__DIRECTIONS__: Repeat the entire listing exactly as written.
**** ENTRIES PROVIDED ****
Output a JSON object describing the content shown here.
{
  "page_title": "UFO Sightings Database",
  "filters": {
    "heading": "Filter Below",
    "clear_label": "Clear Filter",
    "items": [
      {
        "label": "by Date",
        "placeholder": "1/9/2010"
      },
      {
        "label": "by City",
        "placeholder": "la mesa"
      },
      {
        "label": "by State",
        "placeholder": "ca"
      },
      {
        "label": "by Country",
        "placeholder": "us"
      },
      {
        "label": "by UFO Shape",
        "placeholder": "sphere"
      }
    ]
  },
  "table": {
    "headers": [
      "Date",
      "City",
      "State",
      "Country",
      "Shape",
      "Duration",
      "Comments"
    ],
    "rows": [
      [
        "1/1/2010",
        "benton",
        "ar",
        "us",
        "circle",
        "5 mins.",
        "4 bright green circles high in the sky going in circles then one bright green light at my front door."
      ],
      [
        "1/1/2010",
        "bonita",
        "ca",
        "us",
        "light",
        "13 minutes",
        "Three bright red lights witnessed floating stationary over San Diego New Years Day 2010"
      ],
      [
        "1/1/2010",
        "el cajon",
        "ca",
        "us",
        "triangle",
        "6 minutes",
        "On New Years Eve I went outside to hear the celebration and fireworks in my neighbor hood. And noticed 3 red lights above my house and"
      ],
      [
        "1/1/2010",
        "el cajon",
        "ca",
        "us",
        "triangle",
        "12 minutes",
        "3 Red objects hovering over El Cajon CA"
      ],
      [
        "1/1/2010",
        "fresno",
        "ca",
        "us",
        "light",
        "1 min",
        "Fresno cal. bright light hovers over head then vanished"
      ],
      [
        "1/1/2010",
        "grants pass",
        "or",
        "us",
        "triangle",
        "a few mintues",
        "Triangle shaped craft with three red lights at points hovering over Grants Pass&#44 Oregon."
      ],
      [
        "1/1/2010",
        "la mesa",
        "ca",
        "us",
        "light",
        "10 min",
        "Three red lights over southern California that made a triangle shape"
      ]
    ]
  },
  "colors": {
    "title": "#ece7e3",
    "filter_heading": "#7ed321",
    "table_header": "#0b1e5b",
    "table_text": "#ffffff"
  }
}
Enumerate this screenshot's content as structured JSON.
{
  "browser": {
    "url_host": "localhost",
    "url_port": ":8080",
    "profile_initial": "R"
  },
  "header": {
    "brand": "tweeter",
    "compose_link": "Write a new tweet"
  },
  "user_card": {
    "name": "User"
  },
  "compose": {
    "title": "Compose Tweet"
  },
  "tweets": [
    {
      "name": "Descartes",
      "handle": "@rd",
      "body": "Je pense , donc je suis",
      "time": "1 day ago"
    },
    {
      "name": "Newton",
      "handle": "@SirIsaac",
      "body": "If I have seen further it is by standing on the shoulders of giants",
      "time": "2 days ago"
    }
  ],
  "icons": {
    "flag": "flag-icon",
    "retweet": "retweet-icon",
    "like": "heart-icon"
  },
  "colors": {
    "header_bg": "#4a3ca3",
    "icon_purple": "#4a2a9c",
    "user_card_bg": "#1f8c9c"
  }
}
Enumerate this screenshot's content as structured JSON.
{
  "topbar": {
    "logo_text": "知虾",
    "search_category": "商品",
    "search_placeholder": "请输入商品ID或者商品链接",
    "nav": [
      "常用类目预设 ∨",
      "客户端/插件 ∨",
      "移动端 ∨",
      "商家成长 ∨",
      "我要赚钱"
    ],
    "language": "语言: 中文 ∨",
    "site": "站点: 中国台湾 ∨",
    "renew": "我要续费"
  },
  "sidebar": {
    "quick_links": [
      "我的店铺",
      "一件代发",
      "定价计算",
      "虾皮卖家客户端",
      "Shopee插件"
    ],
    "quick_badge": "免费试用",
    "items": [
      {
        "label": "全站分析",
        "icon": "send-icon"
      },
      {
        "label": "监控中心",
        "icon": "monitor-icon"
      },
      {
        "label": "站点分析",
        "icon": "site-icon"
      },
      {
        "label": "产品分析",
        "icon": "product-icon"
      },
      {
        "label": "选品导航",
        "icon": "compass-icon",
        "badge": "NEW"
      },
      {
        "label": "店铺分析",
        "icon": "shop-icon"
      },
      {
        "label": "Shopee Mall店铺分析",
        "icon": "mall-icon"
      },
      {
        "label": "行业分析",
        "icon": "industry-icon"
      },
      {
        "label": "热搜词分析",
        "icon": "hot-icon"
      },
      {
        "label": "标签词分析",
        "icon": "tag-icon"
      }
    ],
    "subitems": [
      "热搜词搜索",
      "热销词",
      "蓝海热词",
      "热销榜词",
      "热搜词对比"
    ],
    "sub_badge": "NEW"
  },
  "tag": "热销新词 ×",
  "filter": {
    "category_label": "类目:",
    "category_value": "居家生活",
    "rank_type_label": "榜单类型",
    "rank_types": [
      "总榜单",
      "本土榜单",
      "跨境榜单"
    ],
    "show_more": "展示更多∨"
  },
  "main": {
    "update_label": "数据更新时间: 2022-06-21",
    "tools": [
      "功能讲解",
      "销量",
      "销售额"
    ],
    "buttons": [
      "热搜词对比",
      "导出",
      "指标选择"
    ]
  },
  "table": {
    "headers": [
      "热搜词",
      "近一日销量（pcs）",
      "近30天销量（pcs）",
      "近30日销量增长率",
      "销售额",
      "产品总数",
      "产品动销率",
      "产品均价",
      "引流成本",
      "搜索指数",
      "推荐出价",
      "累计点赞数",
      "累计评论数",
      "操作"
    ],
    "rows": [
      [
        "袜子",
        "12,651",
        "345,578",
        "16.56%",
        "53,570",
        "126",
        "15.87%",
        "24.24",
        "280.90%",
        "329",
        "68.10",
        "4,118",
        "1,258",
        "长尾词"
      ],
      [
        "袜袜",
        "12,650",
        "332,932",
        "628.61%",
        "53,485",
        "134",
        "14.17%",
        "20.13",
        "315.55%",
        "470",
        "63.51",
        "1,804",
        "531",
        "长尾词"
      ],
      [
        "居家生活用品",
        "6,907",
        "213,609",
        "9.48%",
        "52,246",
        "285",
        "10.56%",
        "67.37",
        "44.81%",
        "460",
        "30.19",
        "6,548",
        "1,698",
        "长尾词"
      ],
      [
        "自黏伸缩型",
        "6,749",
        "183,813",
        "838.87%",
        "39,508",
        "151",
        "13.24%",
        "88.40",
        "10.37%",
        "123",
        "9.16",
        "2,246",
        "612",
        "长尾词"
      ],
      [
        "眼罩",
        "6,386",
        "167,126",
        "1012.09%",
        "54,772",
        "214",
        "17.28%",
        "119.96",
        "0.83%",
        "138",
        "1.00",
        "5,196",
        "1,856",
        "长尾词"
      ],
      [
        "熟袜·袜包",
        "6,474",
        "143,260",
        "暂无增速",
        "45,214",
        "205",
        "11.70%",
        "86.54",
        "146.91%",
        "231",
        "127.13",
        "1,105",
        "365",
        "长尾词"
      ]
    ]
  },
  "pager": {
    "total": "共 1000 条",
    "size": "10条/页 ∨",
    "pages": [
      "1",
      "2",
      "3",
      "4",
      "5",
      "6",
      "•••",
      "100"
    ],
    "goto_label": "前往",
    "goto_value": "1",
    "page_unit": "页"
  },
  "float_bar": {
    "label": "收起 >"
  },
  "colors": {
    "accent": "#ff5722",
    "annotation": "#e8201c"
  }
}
****
__EXPECTED OUTPUT__:
Output a JSON object describing the content shown here.
{
  "page_title": "UFO Sightings Database",
  "filters": {
    "heading": "Filter Below",
    "clear_label": "Clear Filter",
    "items": [
      {
        "label": "by Date",
        "placeholder": "1/9/2010"
      },
      {
        "label": "by City",
        "placeholder": "la mesa"
      },
      {
        "label": "by State",
        "placeholder": "ca"
      },
      {
        "label": "by Country",
        "placeholder": "us"
      },
      {
        "label": "by UFO Shape",
        "placeholder": "sphere"
      }
    ]
  },
  "table": {
    "headers": [
      "Date",
      "City",
      "State",
      "Country",
      "Shape",
      "Duration",
      "Comments"
    ],
    "rows": [
      [
        "1/1/2010",
        "benton",
        "ar",
        "us",
        "circle",
        "5 mins.",
        "4 bright green circles high in the sky going in circles then one bright green light at my front door."
      ],
      [
        "1/1/2010",
        "bonita",
        "ca",
        "us",
        "light",
        "13 minutes",
        "Three bright red lights witnessed floating stationary over San Diego New Years Day 2010"
      ],
      [
        "1/1/2010",
        "el cajon",
        "ca",
        "us",
        "triangle",
        "6 minutes",
        "On New Years Eve I went outside to hear the celebration and fireworks in my neighbor hood. And noticed 3 red lights above my house and"
      ],
      [
        "1/1/2010",
        "el cajon",
        "ca",
        "us",
        "triangle",
        "12 minutes",
        "3 Red objects hovering over El Cajon CA"
      ],
      [
        "1/1/2010",
        "fresno",
        "ca",
        "us",
        "light",
        "1 min",
        "Fresno cal. bright light hovers over head then vanished"
      ],
      [
        "1/1/2010",
        "grants pass",
        "or",
        "us",
        "triangle",
        "a few mintues",
        "Triangle shaped craft with three red lights at points hovering over Grants Pass&#44 Oregon."
      ],
      [
        "1/1/2010",
        "la mesa",
        "ca",
        "us",
        "light",
        "10 min",
        "Three red lights over southern California that made a triangle shape"
      ]
    ]
  },
  "colors": {
    "title": "#ece7e3",
    "filter_heading": "#7ed321",
    "table_header": "#0b1e5b",
    "table_text": "#ffffff"
  }
}
Enumerate this screenshot's content as structured JSON.
{
  "browser": {
    "url_host": "localhost",
    "url_port": ":8080",
    "profile_initial": "R"
  },
  "header": {
    "brand": "tweeter",
    "compose_link": "Write a new tweet"
  },
  "user_card": {
    "name": "User"
  },
  "compose": {
    "title": "Compose Tweet"
  },
  "tweets": [
    {
      "name": "Descartes",
      "handle": "@rd",
      "body": "Je pense , donc je suis",
      "time": "1 day ago"
    },
    {
      "name": "Newton",
      "handle": "@SirIsaac",
      "body": "If I have seen further it is by standing on the shoulders of giants",
      "time": "2 days ago"
    }
  ],
  "icons": {
    "flag": "flag-icon",
    "retweet": "retweet-icon",
    "like": "heart-icon"
  },
  "colors": {
    "header_bg": "#4a3ca3",
    "icon_purple": "#4a2a9c",
    "user_card_bg": "#1f8c9c"
  }
}
Enumerate this screenshot's content as structured JSON.
{
  "topbar": {
    "logo_text": "知虾",
    "search_category": "商品",
    "search_placeholder": "请输入商品ID或者商品链接",
    "nav": [
      "常用类目预设 ∨",
      "客户端/插件 ∨",
      "移动端 ∨",
      "商家成长 ∨",
      "我要赚钱"
    ],
    "language": "语言: 中文 ∨",
    "site": "站点: 中国台湾 ∨",
    "renew": "我要续费"
  },
  "sidebar": {
    "quick_links": [
      "我的店铺",
      "一件代发",
      "定价计算",
      "虾皮卖家客户端",
      "Shopee插件"
    ],
    "quick_badge": "免费试用",
    "items": [
      {
        "label": "全站分析",
        "icon": "send-icon"
      },
      {
        "label": "监控中心",
        "icon": "monitor-icon"
      },
      {
        "label": "站点分析",
        "icon": "site-icon"
      },
      {
        "label": "产品分析",
        "icon": "product-icon"
      },
      {
        "label": "选品导航",
        "icon": "compass-icon",
        "badge": "NEW"
      },
      {
        "label": "店铺分析",
        "icon": "shop-icon"
      },
      {
        "label": "Shopee Mall店铺分析",
        "icon": "mall-icon"
      },
      {
        "label": "行业分析",
        "icon": "industry-icon"
      },
      {
        "label": "热搜词分析",
        "icon": "hot-icon"
      },
      {
        "label": "标签词分析",
        "icon": "tag-icon"
      }
    ],
    "subitems": [
      "热搜词搜索",
      "热销词",
      "蓝海热词",
      "热销榜词",
      "热搜词对比"
    ],
    "sub_badge": "NEW"
  },
  "tag": "热销新词 ×",
  "filter": {
    "category_label": "类目:",
    "category_value": "居家生活",
    "rank_type_label": "榜单类型",
    "rank_types": [
      "总榜单",
      "本土榜单",
      "跨境榜单"
    ],
    "show_more": "展示更多∨"
  },
  "main": {
    "update_label": "数据更新时间: 2022-06-21",
    "tools": [
      "功能讲解",
      "销量",
      "销售额"
    ],
    "buttons": [
      "热搜词对比",
      "导出",
      "指标选择"
    ]
  },
  "table": {
    "headers": [
      "热搜词",
      "近一日销量（pcs）",
      "近30天销量（pcs）",
      "近30日销量增长率",
      "销售额",
      "产品总数",
      "产品动销率",
      "产品均价",
      "引流成本",
      "搜索指数",
      "推荐出价",
      "累计点赞数",
      "累计评论数",
      "操作"
    ],
    "rows": [
      [
        "袜子",
        "12,651",
        "345,578",
        "16.56%",
        "53,570",
        "126",
        "15.87%",
        "24.24",
        "280.90%",
        "329",
        "68.10",
        "4,118",
        "1,258",
        "长尾词"
      ],
      [
        "袜袜",
        "12,650",
        "332,932",
        "628.61%",
        "53,485",
        "134",
        "14.17%",
        "20.13",
        "315.55%",
        "470",
        "63.51",
        "1,804",
        "531",
        "长尾词"
      ],
      [
        "居家生活用品",
        "6,907",
        "213,609",
        "9.48%",
        "52,246",
        "285",
        "10.56%",
        "67.37",
        "44.81%",
        "460",
        "30.19",
        "6,548",
        "1,698",
        "长尾词"
      ],
      [
        "自黏伸缩型",
        "6,749",
        "183,813",
        "838.87%",
        "39,508",
        "151",
        "13.24%",
        "88.40",
        "10.37%",
        "123",
        "9.16",
        "2,246",
        "612",
        "长尾词"
      ],
      [
        "眼罩",
        "6,386",
        "167,126",
        "1012.09%",
        "54,772",
        "214",
        "17.28%",
        "119.96",
        "0.83%",
        "138",
        "1.00",
        "5,196",
        "1,856",
        "长尾词"
      ],
      [
        "熟袜·袜包",
        "6,474",
        "143,260",
        "暂无增速",
        "45,214",
        "205",
        "11.70%",
        "86.54",
        "146.91%",
        "231",
        "127.13",
        "1,105",
        "365",
        "长尾词"
      ]
    ]
  },
  "pager": {
    "total": "共 1000 条",
    "size": "10条/页 ∨",
    "pages": [
      "1",
      "2",
      "3",
      "4",
      "5",
      "6",
      "•••",
      "100"
    ],
    "goto_label": "前往",
    "goto_value": "1",
    "page_unit": "页"
  },
  "float_bar": {
    "label": "收起 >"
  },
  "colors": {
    "accent": "#ff5722",
    "annotation": "#e8201c"
  }
}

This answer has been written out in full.